## begin INPUT MATERIAL

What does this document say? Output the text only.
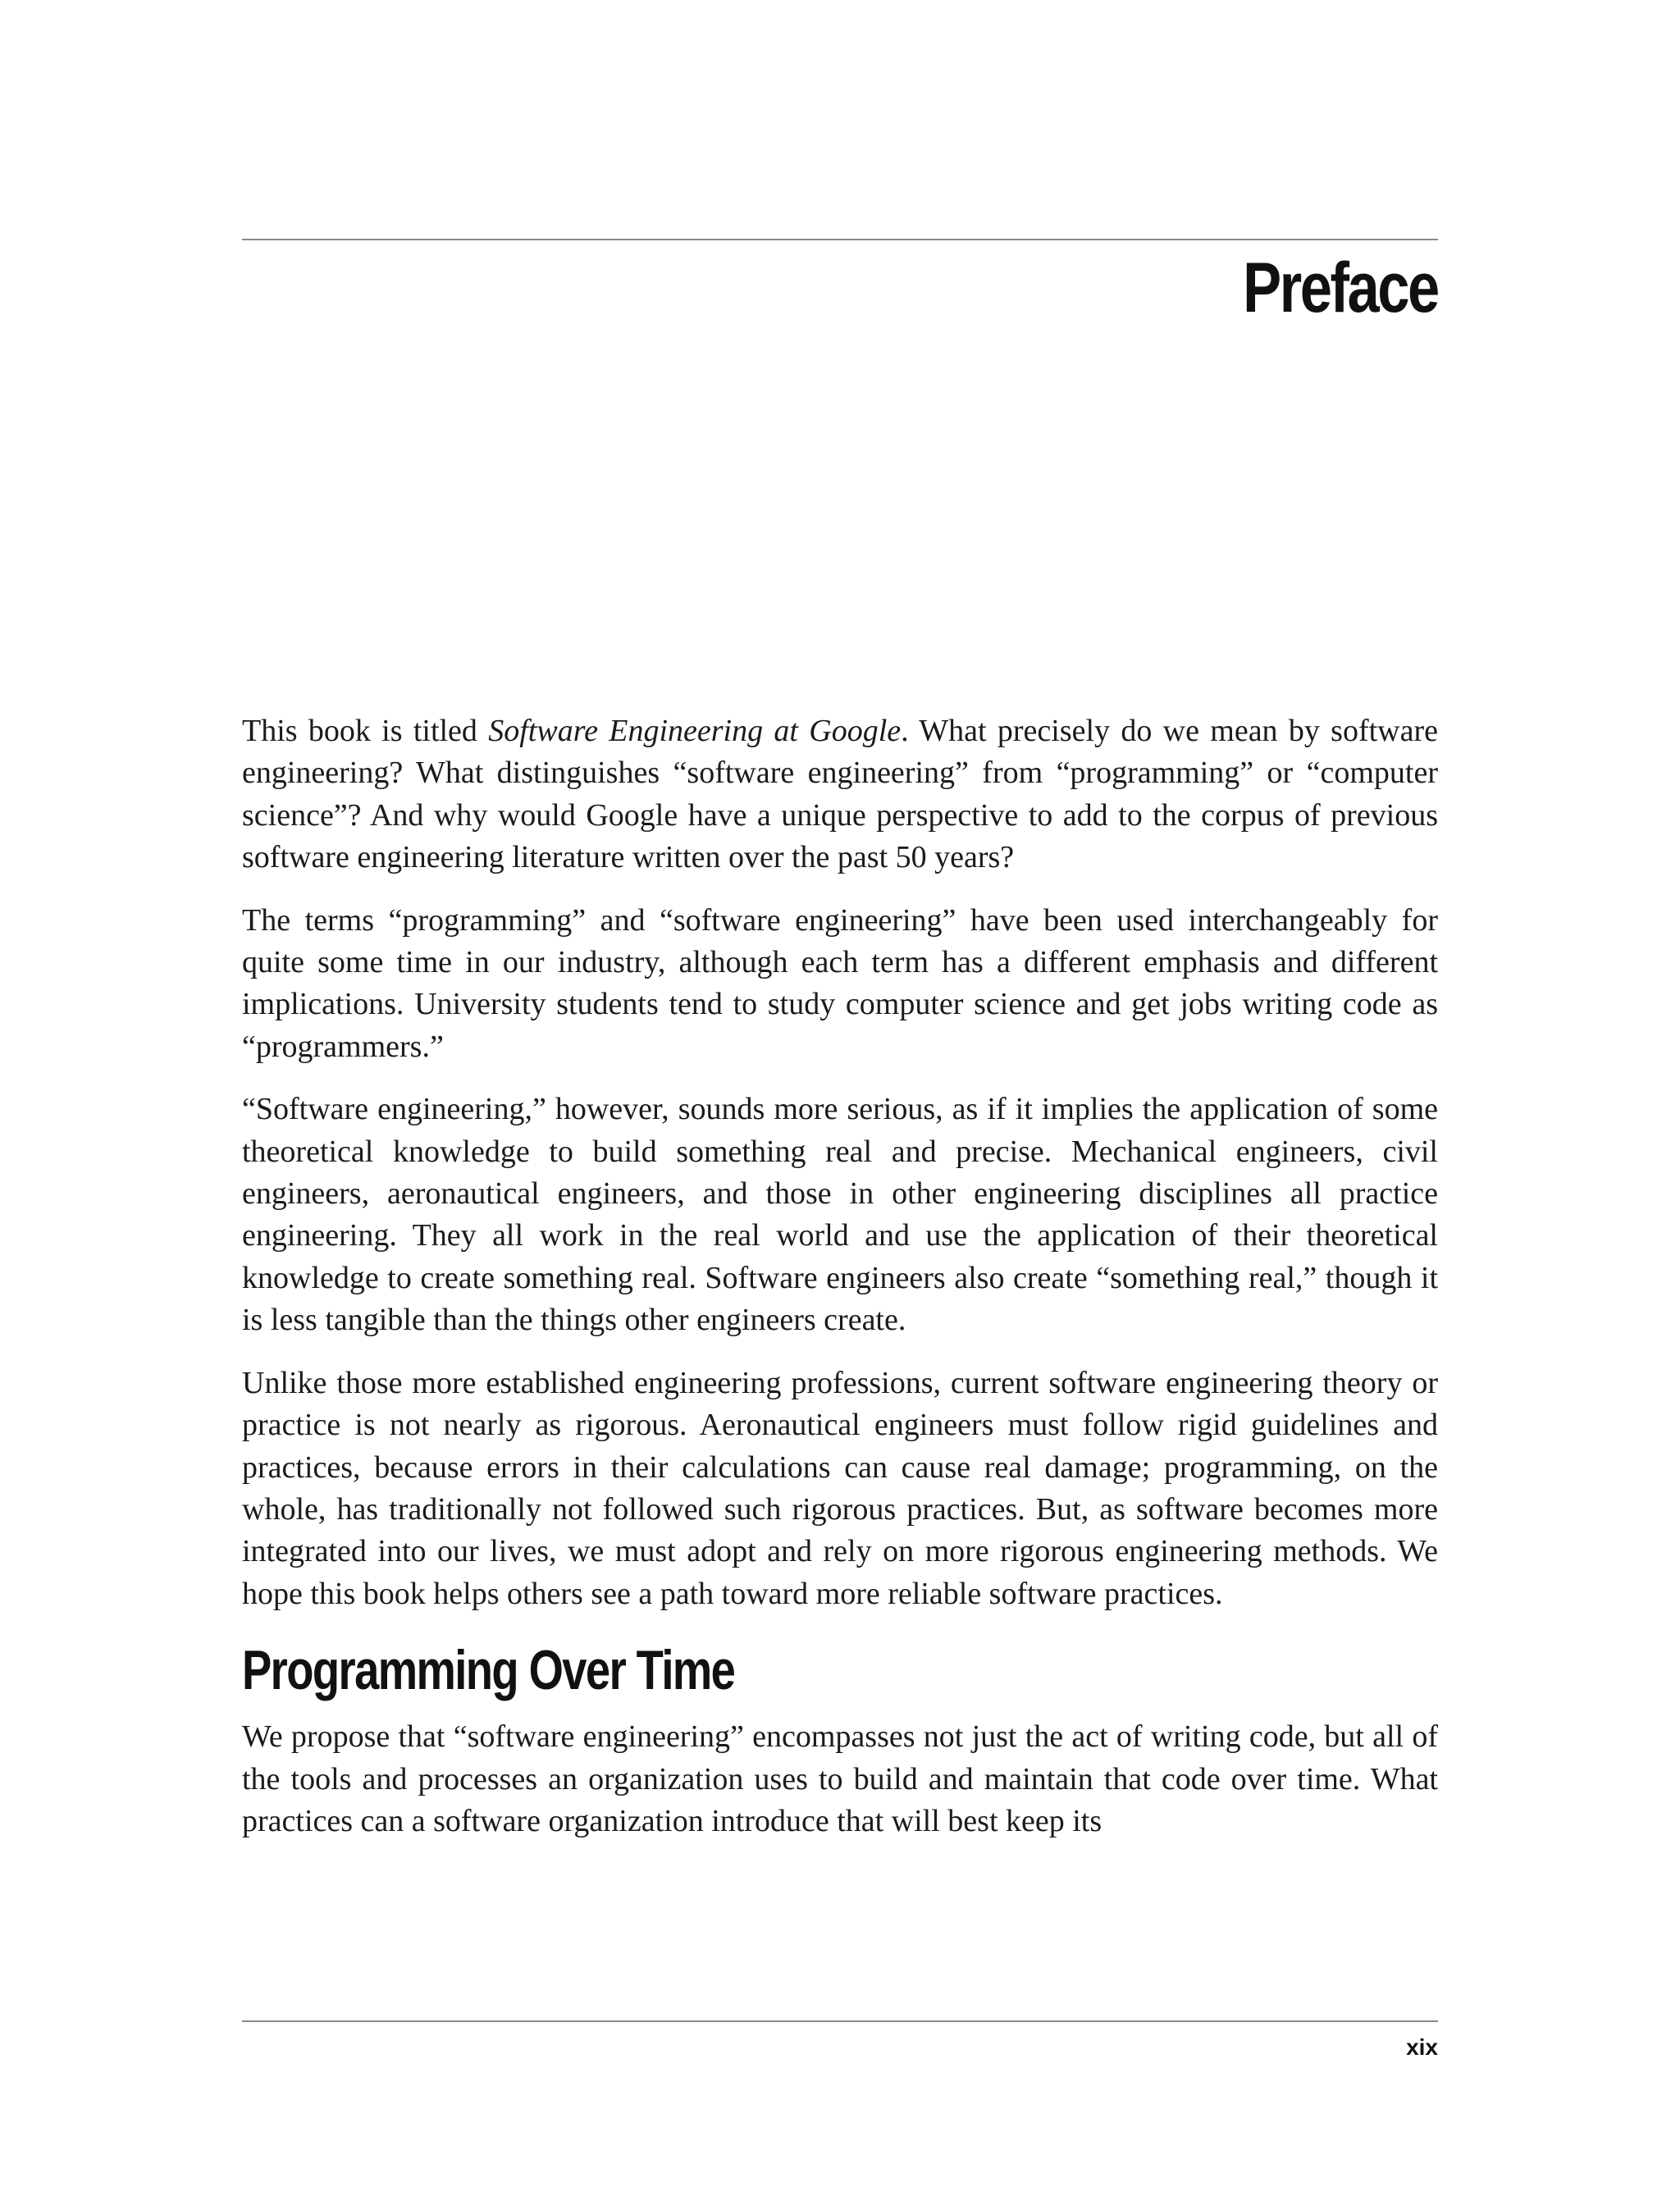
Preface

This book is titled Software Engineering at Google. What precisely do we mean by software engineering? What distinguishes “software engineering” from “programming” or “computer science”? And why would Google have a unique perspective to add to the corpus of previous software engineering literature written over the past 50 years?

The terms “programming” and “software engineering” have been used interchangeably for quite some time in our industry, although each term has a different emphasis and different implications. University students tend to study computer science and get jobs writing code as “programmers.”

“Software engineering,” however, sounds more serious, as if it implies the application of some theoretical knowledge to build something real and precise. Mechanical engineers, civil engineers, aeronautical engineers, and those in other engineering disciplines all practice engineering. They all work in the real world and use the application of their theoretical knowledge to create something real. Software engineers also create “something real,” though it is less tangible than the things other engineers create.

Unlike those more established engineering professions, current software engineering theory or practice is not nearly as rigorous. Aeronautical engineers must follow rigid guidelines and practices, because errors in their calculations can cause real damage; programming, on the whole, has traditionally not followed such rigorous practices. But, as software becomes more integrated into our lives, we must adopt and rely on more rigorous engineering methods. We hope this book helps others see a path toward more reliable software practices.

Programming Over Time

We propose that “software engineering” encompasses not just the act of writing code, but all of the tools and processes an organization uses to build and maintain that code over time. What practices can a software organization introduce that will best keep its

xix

## end INPUT MATERIAL

▶ [TASK INSTRUCTIONS]:
Only lines holding the string "those" are wanted; gather each one from the entries above.

▶ [THE OUTPUT]:
“Software engineering,” however, sounds more serious, as if it implies the application of some theoretical knowledge to build something real and precise. Mechanical engineers, civil engineers, aeronautical engineers, and those in other engineering disciplines all practice engineering. They all work in the real world and use the application of their theoretical knowledge to create something real. Software engineers also create “something real,” though it is less tangible than the things other engineers create.
Unlike those more established engineering professions, current software engineering theory or practice is not nearly as rigorous. Aeronautical engineers must follow rigid guidelines and practices, because errors in their calculations can cause real damage; programming, on the whole, has traditionally not followed such rigorous practices. But, as software becomes more integrated into our lives, we must adopt and rely on more rigorous engineering methods. We hope this book helps others see a path toward more reliable software practices.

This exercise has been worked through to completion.